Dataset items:
┏━━
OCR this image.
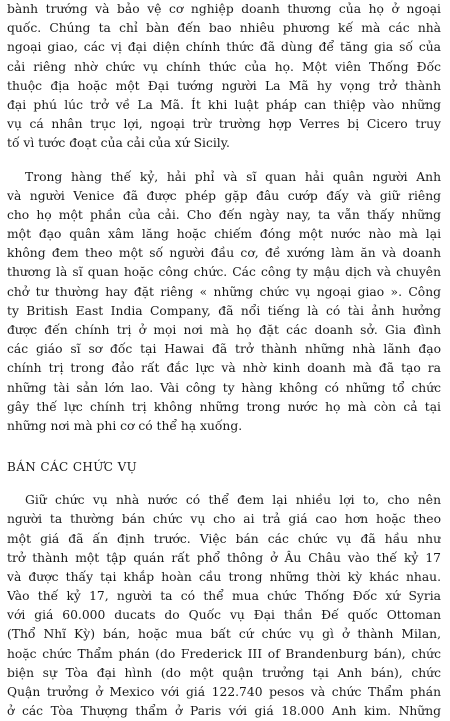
bành trướng và bảo vệ cơ nghiệp doanh thương của họ ở ngoại
quốc. Chúng ta chỉ bàn đến bao nhiêu phương kế mà các nhà
ngoại giao, các vị đại diện chính thức đã dùng để tăng gia số của
cải riêng nhờ chức vụ chính thức của họ. Một viên Thống Đốc
thuộc địa hoặc một Đại tướng người La Mã hy vọng trở thành
đại phú lúc trở về La Mã. Ít khi luật pháp can thiệp vào những
vụ cá nhân trục lợi, ngoại trừ trường hợp Verres bị Cicero truy
tố vì tước đoạt của cải của xứ Sicily.
Trong hàng thế kỷ, hải phỉ và sĩ quan hải quân người Anh
và người Venice đã được phép gặp đâu cướp đấy và giữ riêng
cho họ một phần của cải. Cho đến ngày nay, ta vẫn thấy những
một đạo quân xâm lăng hoặc chiếm đóng một nước nào mà lại
không đem theo một số người đầu cơ, đề xướng làm ăn và doanh
thương là sĩ quan hoặc công chức. Các công ty mậu dịch và chuyên
chở tư thường hay đặt riêng « những chức vụ ngoại giao ». Công
ty British East India Company, đã nổi tiếng là có tài ảnh hưởng
được đến chính trị ở mọi nơi mà họ đặt các doanh sở. Gia đình
các giáo sĩ sơ đốc tại Hawai đã trở thành những nhà lãnh đạo
chính trị trong đảo rất đắc lực và nhờ kinh doanh mà đã tạo ra
những tài sản lớn lao. Vài công ty hàng không có những tổ chức
gây thế lực chính trị không những trong nước họ mà còn cả tại
những nơi mà phi cơ có thể hạ xuống.
BÁN CÁC CHỨC VỤ
Giữ chức vụ nhà nước có thể đem lại nhiều lợi to, cho nên
người ta thường bán chức vụ cho ai trả giá cao hơn hoặc theo
một giá đã ấn định trước. Việc bán các chức vụ đã hầu như
trở thành một tập quán rất phổ thông ở Âu Châu vào thế kỷ 17
và được thấy tại khắp hoàn cầu trong những thời kỳ khác nhau.
Vào thế kỷ 17, người ta có thể mua chức Thống Đốc xứ Syria
với giá 60.000 ducats do Quốc vụ Đại thần Đế quốc Ottoman
(Thổ Nhĩ Kỳ) bán, hoặc mua bất cứ chức vụ gì ở thành Milan,
hoặc chức Thẩm phán (do Frederick III of Brandenburg bán), chức
biện sự Tòa đại hình (do một quận trưởng tại Anh bán), chức
Quận trưởng ở Mexico với giá 122.740 pesos và chức Thẩm phán
ở các Tòa Thượng thẩm ở Paris với giá 18.000 Anh kim. Những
┗━━
Without the pictures, output the full listing exactly as it stands.

ANSWER:
OCR this image.
bành trướng và bảo vệ cơ nghiệp doanh thương của họ ở ngoại
quốc. Chúng ta chỉ bàn đến bao nhiêu phương kế mà các nhà
ngoại giao, các vị đại diện chính thức đã dùng để tăng gia số của
cải riêng nhờ chức vụ chính thức của họ. Một viên Thống Đốc
thuộc địa hoặc một Đại tướng người La Mã hy vọng trở thành
đại phú lúc trở về La Mã. Ít khi luật pháp can thiệp vào những
vụ cá nhân trục lợi, ngoại trừ trường hợp Verres bị Cicero truy
tố vì tước đoạt của cải của xứ Sicily.
Trong hàng thế kỷ, hải phỉ và sĩ quan hải quân người Anh
và người Venice đã được phép gặp đâu cướp đấy và giữ riêng
cho họ một phần của cải. Cho đến ngày nay, ta vẫn thấy những
một đạo quân xâm lăng hoặc chiếm đóng một nước nào mà lại
không đem theo một số người đầu cơ, đề xướng làm ăn và doanh
thương là sĩ quan hoặc công chức. Các công ty mậu dịch và chuyên
chở tư thường hay đặt riêng « những chức vụ ngoại giao ». Công
ty British East India Company, đã nổi tiếng là có tài ảnh hưởng
được đến chính trị ở mọi nơi mà họ đặt các doanh sở. Gia đình
các giáo sĩ sơ đốc tại Hawai đã trở thành những nhà lãnh đạo
chính trị trong đảo rất đắc lực và nhờ kinh doanh mà đã tạo ra
những tài sản lớn lao. Vài công ty hàng không có những tổ chức
gây thế lực chính trị không những trong nước họ mà còn cả tại
những nơi mà phi cơ có thể hạ xuống.
BÁN CÁC CHỨC VỤ
Giữ chức vụ nhà nước có thể đem lại nhiều lợi to, cho nên
người ta thường bán chức vụ cho ai trả giá cao hơn hoặc theo
một giá đã ấn định trước. Việc bán các chức vụ đã hầu như
trở thành một tập quán rất phổ thông ở Âu Châu vào thế kỷ 17
và được thấy tại khắp hoàn cầu trong những thời kỳ khác nhau.
Vào thế kỷ 17, người ta có thể mua chức Thống Đốc xứ Syria
với giá 60.000 ducats do Quốc vụ Đại thần Đế quốc Ottoman
(Thổ Nhĩ Kỳ) bán, hoặc mua bất cứ chức vụ gì ở thành Milan,
hoặc chức Thẩm phán (do Frederick III of Brandenburg bán), chức
biện sự Tòa đại hình (do một quận trưởng tại Anh bán), chức
Quận trưởng ở Mexico với giá 122.740 pesos và chức Thẩm phán
ở các Tòa Thượng thẩm ở Paris với giá 18.000 Anh kim. Những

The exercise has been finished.